● Texte à lire
Créer un trouble anormal de voisinage vous expose à devoir réparer les dommages subis par votre voisin.
La Cour de cassation vous impose de payer quel qu'en soit le coût.

De la musique trop forte, une haie mal taillée, des fumées permanentes, un furet à l'odeur pestilentielle, etc. Plusieurs comportements de voisins peuvent perturber votre tranquillité et provoquer des angoisses. Vous pouvez les faire sanctionner en justice s’ils constituent un "trouble anormal" se manifestant de jour ou de nuit. La Cour de cassation a récemment précisé qu’une fois signalés, impossible d’ignorer les troubles anormaux du voisinage.

Certains troubles peuvent causer de plus gros dégâts : une construction qui gâche le paysage, un mur qui s’écroule sur la maison voisine, etc. Dans un nouvel arrêt, la plus haute juridiction française précise que le trouble doit être réparé par celui qui le cause, quel que soit le coût.

L’histoire jugée concerne un promoteur immobilier faisant construire une maison en bord de mer. Il se retrouve dans l’illégalité en dépassant les dimensions autorisées par son permis de construire.

Un voisin mécontent fait constater que la hauteur de la construction dépasse les limites autorisées. Résultat, ce nouveau bâtiment lui fait perdre les trois quarts de sa vue sur la mer, une durée importante d'ensoleillement chaque jour et une grande luminosité dans des pièces de vie. L’auteur de la construction rétorque que réduire la hauteur du faîtage de 70 cm supposerait des travaux très importants. "L'opération aurait un coût déraisonnable au regard du préjudice subi par le voisin. Ce serait une sanction disproportionnée", se défend-il, en invoquant une marge d'erreur admissible.

Préjudice intégralement réparé

Les juges ne soutiennent pas les arguments du promoteur. "Le principe de la responsabilité civile, vis-à-vis d'un voisin qui était étranger au projet et à la construction, veut que son préjudice soit intégralement réparé, sans perte ni profit pour quiconque." La Cour de cassation ajoute que les juges n’ont pas à diminuer la réparation due à la victime au prétexte qu’elle présente pour l'auteur du dommage un coût disproportionné.

● Données fournies
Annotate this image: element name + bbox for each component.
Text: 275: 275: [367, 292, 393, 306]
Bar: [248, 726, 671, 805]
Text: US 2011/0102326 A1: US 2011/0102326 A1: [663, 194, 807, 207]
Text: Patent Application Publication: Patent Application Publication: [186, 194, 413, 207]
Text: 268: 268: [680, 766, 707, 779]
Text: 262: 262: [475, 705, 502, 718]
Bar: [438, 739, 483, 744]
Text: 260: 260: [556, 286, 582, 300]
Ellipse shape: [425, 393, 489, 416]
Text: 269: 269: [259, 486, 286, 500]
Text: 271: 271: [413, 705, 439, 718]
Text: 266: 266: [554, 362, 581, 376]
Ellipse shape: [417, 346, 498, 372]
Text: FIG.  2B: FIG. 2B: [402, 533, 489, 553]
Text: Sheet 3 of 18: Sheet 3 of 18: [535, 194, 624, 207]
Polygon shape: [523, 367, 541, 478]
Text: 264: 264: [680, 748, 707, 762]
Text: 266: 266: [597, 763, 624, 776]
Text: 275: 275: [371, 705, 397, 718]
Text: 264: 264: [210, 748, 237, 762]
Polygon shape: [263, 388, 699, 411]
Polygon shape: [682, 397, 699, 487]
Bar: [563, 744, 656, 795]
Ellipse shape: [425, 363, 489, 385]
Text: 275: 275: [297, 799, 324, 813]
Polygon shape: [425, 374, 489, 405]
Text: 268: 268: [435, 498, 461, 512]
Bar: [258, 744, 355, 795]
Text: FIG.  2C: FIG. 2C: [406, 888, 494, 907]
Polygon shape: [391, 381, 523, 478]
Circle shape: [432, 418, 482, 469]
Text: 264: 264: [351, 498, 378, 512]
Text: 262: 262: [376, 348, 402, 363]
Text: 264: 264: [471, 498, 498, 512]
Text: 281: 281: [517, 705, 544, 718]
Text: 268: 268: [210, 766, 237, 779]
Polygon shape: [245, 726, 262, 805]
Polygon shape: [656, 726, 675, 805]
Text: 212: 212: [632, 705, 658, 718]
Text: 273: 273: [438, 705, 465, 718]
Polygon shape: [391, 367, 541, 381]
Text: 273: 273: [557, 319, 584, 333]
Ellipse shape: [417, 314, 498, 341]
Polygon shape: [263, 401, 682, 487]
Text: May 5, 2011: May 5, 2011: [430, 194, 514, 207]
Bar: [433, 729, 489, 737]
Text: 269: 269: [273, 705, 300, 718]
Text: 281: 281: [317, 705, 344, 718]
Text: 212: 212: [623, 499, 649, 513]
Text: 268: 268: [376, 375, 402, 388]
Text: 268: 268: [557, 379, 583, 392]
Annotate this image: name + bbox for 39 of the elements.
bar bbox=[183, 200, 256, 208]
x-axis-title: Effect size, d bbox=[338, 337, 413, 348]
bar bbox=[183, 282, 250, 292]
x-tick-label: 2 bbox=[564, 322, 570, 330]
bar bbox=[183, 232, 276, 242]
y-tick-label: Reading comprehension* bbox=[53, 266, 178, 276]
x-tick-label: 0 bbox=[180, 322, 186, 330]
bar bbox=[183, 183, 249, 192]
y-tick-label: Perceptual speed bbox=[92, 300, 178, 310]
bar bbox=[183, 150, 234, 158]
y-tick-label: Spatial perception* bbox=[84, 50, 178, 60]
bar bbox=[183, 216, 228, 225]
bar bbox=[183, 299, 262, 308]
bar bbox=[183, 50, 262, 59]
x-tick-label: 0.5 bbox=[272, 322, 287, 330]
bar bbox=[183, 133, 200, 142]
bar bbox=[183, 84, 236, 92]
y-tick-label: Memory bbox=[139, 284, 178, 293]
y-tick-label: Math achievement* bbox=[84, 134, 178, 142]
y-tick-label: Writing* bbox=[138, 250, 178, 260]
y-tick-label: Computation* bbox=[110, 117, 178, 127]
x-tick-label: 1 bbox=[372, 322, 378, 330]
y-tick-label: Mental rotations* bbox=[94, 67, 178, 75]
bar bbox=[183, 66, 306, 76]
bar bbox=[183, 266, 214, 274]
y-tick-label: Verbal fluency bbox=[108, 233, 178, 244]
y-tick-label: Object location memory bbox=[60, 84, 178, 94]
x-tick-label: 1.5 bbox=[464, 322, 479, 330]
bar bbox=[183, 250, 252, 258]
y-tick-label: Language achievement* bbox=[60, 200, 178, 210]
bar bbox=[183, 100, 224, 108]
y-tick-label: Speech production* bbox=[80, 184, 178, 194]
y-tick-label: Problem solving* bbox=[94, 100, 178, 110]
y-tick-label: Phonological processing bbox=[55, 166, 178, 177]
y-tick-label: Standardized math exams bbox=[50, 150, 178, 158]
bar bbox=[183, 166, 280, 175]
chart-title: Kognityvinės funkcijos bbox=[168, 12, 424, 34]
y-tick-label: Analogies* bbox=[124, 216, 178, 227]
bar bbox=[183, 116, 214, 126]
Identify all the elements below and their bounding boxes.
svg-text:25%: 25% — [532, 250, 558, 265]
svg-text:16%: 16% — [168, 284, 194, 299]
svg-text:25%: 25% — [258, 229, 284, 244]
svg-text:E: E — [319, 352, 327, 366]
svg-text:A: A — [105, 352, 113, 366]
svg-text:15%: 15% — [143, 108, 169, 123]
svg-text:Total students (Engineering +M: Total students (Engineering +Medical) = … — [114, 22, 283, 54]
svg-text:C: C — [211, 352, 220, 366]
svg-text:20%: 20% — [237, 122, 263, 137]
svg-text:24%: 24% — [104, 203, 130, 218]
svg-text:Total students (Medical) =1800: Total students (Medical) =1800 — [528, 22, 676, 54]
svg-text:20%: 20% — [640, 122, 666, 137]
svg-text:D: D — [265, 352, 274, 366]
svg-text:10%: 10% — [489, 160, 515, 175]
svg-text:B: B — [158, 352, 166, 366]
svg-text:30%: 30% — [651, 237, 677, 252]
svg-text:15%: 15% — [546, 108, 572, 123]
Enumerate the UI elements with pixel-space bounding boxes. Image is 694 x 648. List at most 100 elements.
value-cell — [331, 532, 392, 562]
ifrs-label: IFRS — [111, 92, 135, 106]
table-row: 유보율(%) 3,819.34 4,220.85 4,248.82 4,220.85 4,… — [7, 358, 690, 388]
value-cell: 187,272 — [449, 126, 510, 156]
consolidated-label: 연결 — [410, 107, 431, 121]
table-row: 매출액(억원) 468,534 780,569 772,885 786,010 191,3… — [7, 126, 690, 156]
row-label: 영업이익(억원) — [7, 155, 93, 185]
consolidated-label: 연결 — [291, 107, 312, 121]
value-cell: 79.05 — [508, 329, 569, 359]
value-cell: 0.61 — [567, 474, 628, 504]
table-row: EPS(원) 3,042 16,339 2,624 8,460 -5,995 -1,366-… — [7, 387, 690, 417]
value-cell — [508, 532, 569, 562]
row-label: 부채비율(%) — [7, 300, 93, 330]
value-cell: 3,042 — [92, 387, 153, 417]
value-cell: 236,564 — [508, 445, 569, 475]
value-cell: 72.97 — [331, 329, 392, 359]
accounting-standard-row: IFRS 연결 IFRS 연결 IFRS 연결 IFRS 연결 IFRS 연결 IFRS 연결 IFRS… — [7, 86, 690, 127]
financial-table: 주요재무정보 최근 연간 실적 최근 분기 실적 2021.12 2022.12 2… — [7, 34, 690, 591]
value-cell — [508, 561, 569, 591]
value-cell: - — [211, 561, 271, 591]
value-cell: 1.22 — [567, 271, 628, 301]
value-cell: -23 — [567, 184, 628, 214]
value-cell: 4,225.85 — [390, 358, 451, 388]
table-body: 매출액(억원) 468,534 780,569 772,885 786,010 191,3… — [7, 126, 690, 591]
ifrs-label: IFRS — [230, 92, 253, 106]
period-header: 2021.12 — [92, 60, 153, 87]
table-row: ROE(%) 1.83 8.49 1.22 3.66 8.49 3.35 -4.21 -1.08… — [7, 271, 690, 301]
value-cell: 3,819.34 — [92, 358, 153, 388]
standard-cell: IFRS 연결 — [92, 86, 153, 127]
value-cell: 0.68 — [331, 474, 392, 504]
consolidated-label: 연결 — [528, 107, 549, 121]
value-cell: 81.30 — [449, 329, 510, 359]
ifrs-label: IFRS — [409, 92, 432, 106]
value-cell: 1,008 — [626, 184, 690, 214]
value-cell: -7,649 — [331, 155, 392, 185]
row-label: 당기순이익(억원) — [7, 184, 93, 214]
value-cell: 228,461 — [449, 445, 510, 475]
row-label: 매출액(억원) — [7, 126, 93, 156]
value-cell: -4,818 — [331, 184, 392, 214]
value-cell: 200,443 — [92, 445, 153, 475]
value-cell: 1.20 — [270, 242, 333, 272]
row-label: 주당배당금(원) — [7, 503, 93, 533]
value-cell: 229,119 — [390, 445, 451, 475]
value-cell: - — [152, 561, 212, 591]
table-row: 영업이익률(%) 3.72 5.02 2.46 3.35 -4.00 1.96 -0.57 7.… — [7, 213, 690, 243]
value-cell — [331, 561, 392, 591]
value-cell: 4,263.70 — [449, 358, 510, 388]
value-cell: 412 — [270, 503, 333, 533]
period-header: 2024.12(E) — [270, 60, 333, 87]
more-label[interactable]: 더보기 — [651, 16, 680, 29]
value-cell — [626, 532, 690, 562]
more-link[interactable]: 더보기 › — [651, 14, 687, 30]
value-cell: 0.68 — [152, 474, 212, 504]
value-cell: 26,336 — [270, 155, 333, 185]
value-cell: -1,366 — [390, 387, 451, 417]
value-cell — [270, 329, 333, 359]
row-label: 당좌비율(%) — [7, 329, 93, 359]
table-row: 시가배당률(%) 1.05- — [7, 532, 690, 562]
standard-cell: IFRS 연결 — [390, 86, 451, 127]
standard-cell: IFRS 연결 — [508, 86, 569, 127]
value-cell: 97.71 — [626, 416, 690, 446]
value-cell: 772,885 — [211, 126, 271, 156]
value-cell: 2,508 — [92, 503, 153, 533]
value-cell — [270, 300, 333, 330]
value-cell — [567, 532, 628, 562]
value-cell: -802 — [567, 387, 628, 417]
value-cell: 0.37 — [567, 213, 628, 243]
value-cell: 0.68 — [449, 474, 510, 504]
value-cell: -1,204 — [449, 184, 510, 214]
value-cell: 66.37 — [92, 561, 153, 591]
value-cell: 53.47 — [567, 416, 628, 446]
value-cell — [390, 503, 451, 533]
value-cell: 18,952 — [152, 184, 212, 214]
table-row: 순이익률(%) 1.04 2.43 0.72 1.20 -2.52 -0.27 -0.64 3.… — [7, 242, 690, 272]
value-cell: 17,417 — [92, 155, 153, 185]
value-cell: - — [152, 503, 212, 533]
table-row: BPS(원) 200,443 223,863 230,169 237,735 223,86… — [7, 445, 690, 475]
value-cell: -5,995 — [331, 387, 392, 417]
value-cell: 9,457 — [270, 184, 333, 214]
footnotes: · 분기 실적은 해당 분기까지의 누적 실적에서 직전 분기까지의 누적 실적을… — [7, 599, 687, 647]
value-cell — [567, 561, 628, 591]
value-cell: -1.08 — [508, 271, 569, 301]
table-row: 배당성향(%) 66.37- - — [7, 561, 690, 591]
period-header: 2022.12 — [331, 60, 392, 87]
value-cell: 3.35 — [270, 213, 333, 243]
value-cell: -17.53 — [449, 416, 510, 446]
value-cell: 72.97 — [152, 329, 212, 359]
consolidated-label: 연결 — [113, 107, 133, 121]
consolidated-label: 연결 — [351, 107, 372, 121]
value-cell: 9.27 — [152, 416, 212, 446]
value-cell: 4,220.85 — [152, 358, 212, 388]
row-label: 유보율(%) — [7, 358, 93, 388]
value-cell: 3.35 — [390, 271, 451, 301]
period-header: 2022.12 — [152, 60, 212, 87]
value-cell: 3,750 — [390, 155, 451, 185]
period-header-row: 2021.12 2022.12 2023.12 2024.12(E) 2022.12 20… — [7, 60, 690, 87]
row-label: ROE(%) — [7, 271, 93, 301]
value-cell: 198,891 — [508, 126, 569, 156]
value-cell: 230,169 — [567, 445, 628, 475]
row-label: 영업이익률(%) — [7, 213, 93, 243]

● Consigne
Ces phrases sont-elles conformes au texte sur les troubles de voisinage ? Pour chacune, répondez oui ou non et citez les mots du texte qui le prouvent.
1. À cause de la nouvelle maison, le voisin a perdu la moitié de sa vue sur la mer.
2. D'après le promoteur, baisser le faîtage de 70 cm demanderait très peu de travaux.
3. Les juges n'ont pas à réduire la réparation même si elle coûte très cher à l'auteur du dommage.

● Corrigé
1. Non : « ce nouveau bâtiment lui fait perdre les trois quarts de sa vue sur la mer »
2. Non : « réduire la hauteur du faîtage de 70 cm supposerait des travaux très importants »
3. Oui : « les juges n’ont pas à diminuer la réparation due à la victime au prétexte qu’elle présente pour l'auteur du dommage un coût disproportionné »